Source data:
----

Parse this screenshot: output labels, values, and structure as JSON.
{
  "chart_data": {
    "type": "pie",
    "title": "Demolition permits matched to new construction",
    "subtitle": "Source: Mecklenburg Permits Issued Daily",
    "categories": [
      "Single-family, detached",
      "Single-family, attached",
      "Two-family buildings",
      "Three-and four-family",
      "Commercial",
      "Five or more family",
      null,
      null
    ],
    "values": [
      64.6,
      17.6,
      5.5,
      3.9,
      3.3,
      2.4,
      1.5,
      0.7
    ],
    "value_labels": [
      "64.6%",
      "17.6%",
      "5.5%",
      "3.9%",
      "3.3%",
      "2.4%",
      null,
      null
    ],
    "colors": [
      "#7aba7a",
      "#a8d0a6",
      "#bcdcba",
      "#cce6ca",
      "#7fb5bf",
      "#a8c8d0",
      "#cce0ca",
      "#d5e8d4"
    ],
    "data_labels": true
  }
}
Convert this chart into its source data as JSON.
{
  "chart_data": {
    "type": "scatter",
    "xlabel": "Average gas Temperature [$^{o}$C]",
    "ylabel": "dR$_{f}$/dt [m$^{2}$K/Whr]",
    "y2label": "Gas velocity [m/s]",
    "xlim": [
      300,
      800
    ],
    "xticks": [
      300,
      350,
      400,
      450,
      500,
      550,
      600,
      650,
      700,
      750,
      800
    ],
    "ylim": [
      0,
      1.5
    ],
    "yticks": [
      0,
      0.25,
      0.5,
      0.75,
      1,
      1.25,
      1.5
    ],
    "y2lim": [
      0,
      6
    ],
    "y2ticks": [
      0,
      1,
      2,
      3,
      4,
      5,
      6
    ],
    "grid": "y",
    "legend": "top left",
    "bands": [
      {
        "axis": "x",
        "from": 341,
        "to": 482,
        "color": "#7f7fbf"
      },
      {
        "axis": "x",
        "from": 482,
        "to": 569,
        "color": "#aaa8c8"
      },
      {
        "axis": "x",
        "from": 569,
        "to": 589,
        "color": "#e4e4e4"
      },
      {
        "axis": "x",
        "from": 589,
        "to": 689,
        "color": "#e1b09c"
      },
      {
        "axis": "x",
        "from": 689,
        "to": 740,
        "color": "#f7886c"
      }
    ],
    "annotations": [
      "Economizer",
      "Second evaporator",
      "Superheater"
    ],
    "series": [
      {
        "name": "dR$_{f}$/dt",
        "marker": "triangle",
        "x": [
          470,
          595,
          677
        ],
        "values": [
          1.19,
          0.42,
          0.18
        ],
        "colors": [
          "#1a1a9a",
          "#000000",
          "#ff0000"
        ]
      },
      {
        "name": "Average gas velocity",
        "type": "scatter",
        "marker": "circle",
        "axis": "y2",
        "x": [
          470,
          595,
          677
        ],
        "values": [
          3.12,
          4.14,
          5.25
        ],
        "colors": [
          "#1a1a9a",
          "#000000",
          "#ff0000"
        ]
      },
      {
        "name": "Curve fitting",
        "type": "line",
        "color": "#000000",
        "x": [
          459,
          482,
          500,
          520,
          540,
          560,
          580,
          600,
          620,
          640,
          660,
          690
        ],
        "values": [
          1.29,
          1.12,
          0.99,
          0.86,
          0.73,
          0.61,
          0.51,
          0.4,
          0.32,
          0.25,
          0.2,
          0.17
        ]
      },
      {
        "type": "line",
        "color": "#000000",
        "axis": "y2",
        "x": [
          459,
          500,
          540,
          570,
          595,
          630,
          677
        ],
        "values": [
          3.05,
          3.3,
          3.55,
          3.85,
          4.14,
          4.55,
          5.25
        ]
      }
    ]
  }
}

----

To be done:
Would you copy out each line exactly as written?

Exercise output:
Parse this screenshot: output labels, values, and structure as JSON.
{
  "chart_data": {
    "type": "pie",
    "title": "Demolition permits matched to new construction",
    "subtitle": "Source: Mecklenburg Permits Issued Daily",
    "categories": [
      "Single-family, detached",
      "Single-family, attached",
      "Two-family buildings",
      "Three-and four-family",
      "Commercial",
      "Five or more family",
      null,
      null
    ],
    "values": [
      64.6,
      17.6,
      5.5,
      3.9,
      3.3,
      2.4,
      1.5,
      0.7
    ],
    "value_labels": [
      "64.6%",
      "17.6%",
      "5.5%",
      "3.9%",
      "3.3%",
      "2.4%",
      null,
      null
    ],
    "colors": [
      "#7aba7a",
      "#a8d0a6",
      "#bcdcba",
      "#cce6ca",
      "#7fb5bf",
      "#a8c8d0",
      "#cce0ca",
      "#d5e8d4"
    ],
    "data_labels": true
  }
}
Convert this chart into its source data as JSON.
{
  "chart_data": {
    "type": "scatter",
    "xlabel": "Average gas Temperature [$^{o}$C]",
    "ylabel": "dR$_{f}$/dt [m$^{2}$K/Whr]",
    "y2label": "Gas velocity [m/s]",
    "xlim": [
      300,
      800
    ],
    "xticks": [
      300,
      350,
      400,
      450,
      500,
      550,
      600,
      650,
      700,
      750,
      800
    ],
    "ylim": [
      0,
      1.5
    ],
    "yticks": [
      0,
      0.25,
      0.5,
      0.75,
      1,
      1.25,
      1.5
    ],
    "y2lim": [
      0,
      6
    ],
    "y2ticks": [
      0,
      1,
      2,
      3,
      4,
      5,
      6
    ],
    "grid": "y",
    "legend": "top left",
    "bands": [
      {
        "axis": "x",
        "from": 341,
        "to": 482,
        "color": "#7f7fbf"
      },
      {
        "axis": "x",
        "from": 482,
        "to": 569,
        "color": "#aaa8c8"
      },
      {
        "axis": "x",
        "from": 569,
        "to": 589,
        "color": "#e4e4e4"
      },
      {
        "axis": "x",
        "from": 589,
        "to": 689,
        "color": "#e1b09c"
      },
      {
        "axis": "x",
        "from": 689,
        "to": 740,
        "color": "#f7886c"
      }
    ],
    "annotations": [
      "Economizer",
      "Second evaporator",
      "Superheater"
    ],
    "series": [
      {
        "name": "dR$_{f}$/dt",
        "marker": "triangle",
        "x": [
          470,
          595,
          677
        ],
        "values": [
          1.19,
          0.42,
          0.18
        ],
        "colors": [
          "#1a1a9a",
          "#000000",
          "#ff0000"
        ]
      },
      {
        "name": "Average gas velocity",
        "type": "scatter",
        "marker": "circle",
        "axis": "y2",
        "x": [
          470,
          595,
          677
        ],
        "values": [
          3.12,
          4.14,
          5.25
        ],
        "colors": [
          "#1a1a9a",
          "#000000",
          "#ff0000"
        ]
      },
      {
        "name": "Curve fitting",
        "type": "line",
        "color": "#000000",
        "x": [
          459,
          482,
          500,
          520,
          540,
          560,
          580,
          600,
          620,
          640,
          660,
          690
        ],
        "values": [
          1.29,
          1.12,
          0.99,
          0.86,
          0.73,
          0.61,
          0.51,
          0.4,
          0.32,
          0.25,
          0.2,
          0.17
        ]
      },
      {
        "type": "line",
        "color": "#000000",
        "axis": "y2",
        "x": [
          459,
          500,
          540,
          570,
          595,
          630,
          677
        ],
        "values": [
          3.05,
          3.3,
          3.55,
          3.85,
          4.14,
          4.55,
          5.25
        ]
      }
    ]
  }
}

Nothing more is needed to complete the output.